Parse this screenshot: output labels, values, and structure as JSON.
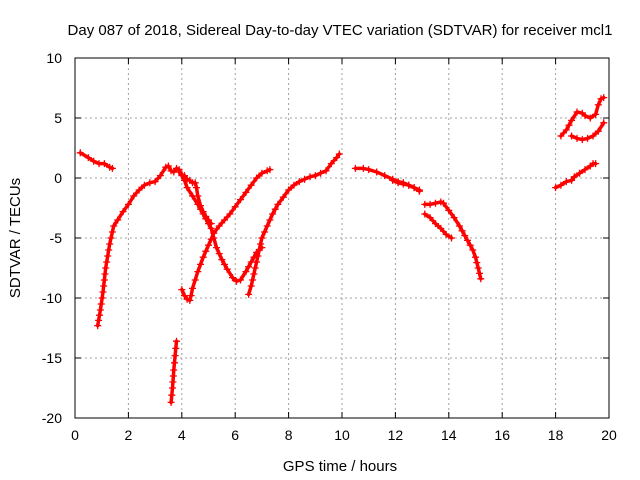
{
  "chart_data": {
    "type": "scatter",
    "title": "Day 087 of 2018, Sidereal Day-to-day VTEC variation (SDTVAR) for receiver mcl1",
    "xlabel": "GPS time / hours",
    "ylabel": "SDTVAR / TECUs",
    "xlim": [
      0,
      20
    ],
    "ylim": [
      -20,
      10
    ],
    "xticks": [
      0,
      2,
      4,
      6,
      8,
      10,
      12,
      14,
      16,
      18,
      20
    ],
    "yticks": [
      -20,
      -15,
      -10,
      -5,
      0,
      5,
      10
    ],
    "grid": true,
    "marker": "+",
    "color": "#ff0000",
    "series": [
      {
        "name": "s1",
        "points": [
          [
            0.2,
            2.1
          ],
          [
            0.5,
            1.7
          ],
          [
            0.7,
            1.4
          ],
          [
            0.9,
            1.2
          ],
          [
            1.1,
            1.2
          ],
          [
            1.3,
            0.9
          ],
          [
            1.4,
            0.8
          ]
        ]
      },
      {
        "name": "s2",
        "points": [
          [
            0.85,
            -12.3
          ],
          [
            0.95,
            -11
          ],
          [
            1.05,
            -9.5
          ],
          [
            1.15,
            -7.5
          ],
          [
            1.3,
            -5.5
          ],
          [
            1.45,
            -4
          ],
          [
            1.6,
            -3.5
          ],
          [
            1.8,
            -2.8
          ],
          [
            2.0,
            -2.2
          ],
          [
            2.2,
            -1.5
          ],
          [
            2.4,
            -1
          ],
          [
            2.6,
            -0.6
          ],
          [
            2.8,
            -0.4
          ],
          [
            3.0,
            -0.3
          ],
          [
            3.2,
            0.2
          ],
          [
            3.4,
            0.9
          ],
          [
            3.5,
            1.0
          ],
          [
            3.6,
            0.6
          ],
          [
            3.7,
            0.5
          ],
          [
            3.8,
            0.8
          ],
          [
            3.9,
            0.7
          ],
          [
            4.0,
            0.3
          ],
          [
            4.1,
            -0.2
          ],
          [
            4.2,
            -0.8
          ],
          [
            4.4,
            -1.5
          ],
          [
            4.6,
            -2.2
          ],
          [
            4.8,
            -3
          ],
          [
            5.0,
            -3.8
          ],
          [
            5.1,
            -4.2
          ],
          [
            5.2,
            -5
          ],
          [
            5.3,
            -5.8
          ],
          [
            5.5,
            -6.8
          ],
          [
            5.7,
            -7.6
          ],
          [
            5.9,
            -8.3
          ],
          [
            6.05,
            -8.6
          ],
          [
            6.2,
            -8.5
          ],
          [
            6.4,
            -7.8
          ],
          [
            6.6,
            -7
          ],
          [
            6.8,
            -6.2
          ],
          [
            7.0,
            -5.8
          ]
        ]
      },
      {
        "name": "s3",
        "points": [
          [
            3.6,
            -18.7
          ],
          [
            3.65,
            -17.5
          ],
          [
            3.7,
            -16
          ],
          [
            3.75,
            -14.8
          ],
          [
            3.8,
            -13.6
          ]
        ]
      },
      {
        "name": "s4",
        "points": [
          [
            3.9,
            0.5
          ],
          [
            4.0,
            0.2
          ],
          [
            4.1,
            0.2
          ],
          [
            4.2,
            -0.1
          ],
          [
            4.3,
            -0.2
          ],
          [
            4.4,
            -0.4
          ],
          [
            4.5,
            -0.4
          ],
          [
            4.55,
            -0.8
          ],
          [
            4.6,
            -1.5
          ],
          [
            4.7,
            -2.3
          ],
          [
            4.8,
            -2.8
          ],
          [
            4.9,
            -3.2
          ],
          [
            5.0,
            -3.5
          ],
          [
            5.1,
            -3.8
          ]
        ]
      },
      {
        "name": "s5",
        "points": [
          [
            4.0,
            -9.3
          ],
          [
            4.1,
            -9.8
          ],
          [
            4.2,
            -10.1
          ],
          [
            4.3,
            -10.2
          ],
          [
            4.35,
            -9.8
          ],
          [
            4.4,
            -9.2
          ],
          [
            4.5,
            -8.5
          ],
          [
            4.6,
            -7.8
          ],
          [
            4.7,
            -7.2
          ],
          [
            4.8,
            -6.6
          ],
          [
            5.0,
            -5.6
          ],
          [
            5.2,
            -4.6
          ],
          [
            5.4,
            -4
          ],
          [
            5.6,
            -3.5
          ],
          [
            5.8,
            -3
          ],
          [
            6.0,
            -2.4
          ],
          [
            6.2,
            -1.8
          ],
          [
            6.4,
            -1.2
          ],
          [
            6.6,
            -0.6
          ],
          [
            6.8,
            0
          ],
          [
            7.0,
            0.4
          ],
          [
            7.2,
            0.6
          ],
          [
            7.3,
            0.7
          ]
        ]
      },
      {
        "name": "s6",
        "points": [
          [
            6.5,
            -9.7
          ],
          [
            6.6,
            -9
          ],
          [
            6.7,
            -8
          ],
          [
            6.8,
            -7
          ],
          [
            6.9,
            -6
          ],
          [
            7.0,
            -5
          ],
          [
            7.2,
            -4
          ],
          [
            7.4,
            -3
          ],
          [
            7.6,
            -2.2
          ],
          [
            7.8,
            -1.6
          ],
          [
            8.0,
            -1
          ],
          [
            8.2,
            -0.6
          ],
          [
            8.4,
            -0.3
          ],
          [
            8.6,
            -0.1
          ],
          [
            8.8,
            0.1
          ],
          [
            9.0,
            0.2
          ],
          [
            9.2,
            0.4
          ],
          [
            9.4,
            0.6
          ],
          [
            9.6,
            1.2
          ],
          [
            9.8,
            1.7
          ],
          [
            9.9,
            2.0
          ]
        ]
      },
      {
        "name": "s7",
        "points": [
          [
            10.5,
            0.8
          ],
          [
            10.8,
            0.8
          ],
          [
            11.0,
            0.7
          ],
          [
            11.3,
            0.5
          ],
          [
            11.6,
            0.2
          ],
          [
            11.9,
            -0.1
          ],
          [
            12.1,
            -0.3
          ],
          [
            12.3,
            -0.4
          ],
          [
            12.5,
            -0.6
          ],
          [
            12.7,
            -0.8
          ],
          [
            12.9,
            -1.0
          ]
        ]
      },
      {
        "name": "s8",
        "points": [
          [
            11.9,
            -0.2
          ],
          [
            12.1,
            -0.4
          ],
          [
            12.3,
            -0.5
          ],
          [
            12.5,
            -0.6
          ],
          [
            12.7,
            -0.8
          ],
          [
            12.9,
            -1.1
          ]
        ]
      },
      {
        "name": "s9",
        "points": [
          [
            13.1,
            -2.2
          ],
          [
            13.3,
            -2.2
          ],
          [
            13.5,
            -2.1
          ],
          [
            13.7,
            -2.0
          ],
          [
            13.8,
            -2.1
          ],
          [
            14.0,
            -2.7
          ],
          [
            14.2,
            -3.3
          ],
          [
            14.4,
            -4
          ],
          [
            14.6,
            -4.8
          ],
          [
            14.8,
            -5.6
          ],
          [
            14.9,
            -6
          ],
          [
            15.0,
            -6.6
          ],
          [
            15.1,
            -7.5
          ],
          [
            15.2,
            -8.4
          ]
        ]
      },
      {
        "name": "s10",
        "points": [
          [
            13.1,
            -3.0
          ],
          [
            13.3,
            -3.3
          ],
          [
            13.5,
            -3.8
          ],
          [
            13.7,
            -4.2
          ],
          [
            13.9,
            -4.7
          ],
          [
            14.1,
            -5.0
          ]
        ]
      },
      {
        "name": "s11",
        "points": [
          [
            18.0,
            -0.8
          ],
          [
            18.2,
            -0.6
          ],
          [
            18.4,
            -0.3
          ],
          [
            18.6,
            -0.2
          ],
          [
            18.7,
            0.1
          ],
          [
            18.9,
            0.4
          ],
          [
            19.1,
            0.7
          ],
          [
            19.3,
            1.0
          ],
          [
            19.4,
            1.2
          ],
          [
            19.5,
            1.2
          ]
        ]
      },
      {
        "name": "s12",
        "points": [
          [
            18.6,
            3.5
          ],
          [
            18.8,
            3.3
          ],
          [
            19.0,
            3.2
          ],
          [
            19.2,
            3.3
          ],
          [
            19.4,
            3.5
          ],
          [
            19.6,
            3.9
          ],
          [
            19.8,
            4.6
          ]
        ]
      },
      {
        "name": "s13",
        "points": [
          [
            18.2,
            3.5
          ],
          [
            18.4,
            4
          ],
          [
            18.6,
            4.8
          ],
          [
            18.8,
            5.5
          ],
          [
            19.0,
            5.4
          ],
          [
            19.1,
            5.2
          ],
          [
            19.3,
            5.0
          ],
          [
            19.5,
            5.3
          ],
          [
            19.6,
            6.1
          ],
          [
            19.7,
            6.6
          ],
          [
            19.8,
            6.7
          ]
        ]
      }
    ]
  }
}
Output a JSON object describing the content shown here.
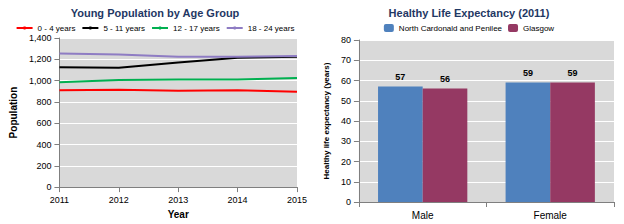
{
  "chart_data": [
    {
      "type": "line",
      "title": "Young Population by Age Group",
      "x_label": "Year",
      "y_label": "Population",
      "categories": [
        "2011",
        "2012",
        "2013",
        "2014",
        "2015"
      ],
      "series": [
        {
          "name": "0 - 4 years",
          "color": "#ff0000",
          "values": [
            910,
            915,
            905,
            910,
            895
          ]
        },
        {
          "name": "5 - 11 years",
          "color": "#000000",
          "values": [
            1125,
            1120,
            1170,
            1215,
            1225
          ]
        },
        {
          "name": "12 - 17 years",
          "color": "#00b050",
          "values": [
            985,
            1005,
            1010,
            1010,
            1025
          ]
        },
        {
          "name": "18 - 24 years",
          "color": "#8e7cc3",
          "values": [
            1255,
            1245,
            1225,
            1225,
            1230
          ]
        }
      ],
      "ylim": [
        0,
        1400
      ],
      "yticks": [
        0,
        200,
        400,
        600,
        800,
        {
          "value": 1000,
          "label": "1,000"
        },
        {
          "value": 1200,
          "label": "1,200"
        },
        {
          "value": 1400,
          "label": "1,400"
        }
      ],
      "grid": true,
      "legend": "top"
    },
    {
      "type": "bar",
      "title": "Healthy Life Expectancy (2011)",
      "y_label": "Healthy life expectancy (years)",
      "categories": [
        "Male",
        "Female"
      ],
      "series": [
        {
          "name": "North Cardonald and Penilee",
          "color": "#4f81bd",
          "values": [
            57,
            59
          ]
        },
        {
          "name": "Glasgow",
          "color": "#953963",
          "values": [
            56,
            59
          ]
        }
      ],
      "ylim": [
        0,
        80
      ],
      "yticks": [
        0,
        10,
        20,
        30,
        40,
        50,
        60,
        70,
        80
      ],
      "grid": true,
      "legend": "top",
      "data_labels": true
    }
  ]
}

####

Of the lines above, copy each that contains "title".

    "title": "Day 087 of 2018, Sidereal Day-to-day VTEC variation (SDTVAR) for receiver mcl1",
      "title": "Young Population by Age Group",
      "title": "Healthy Life Expectancy (2011)",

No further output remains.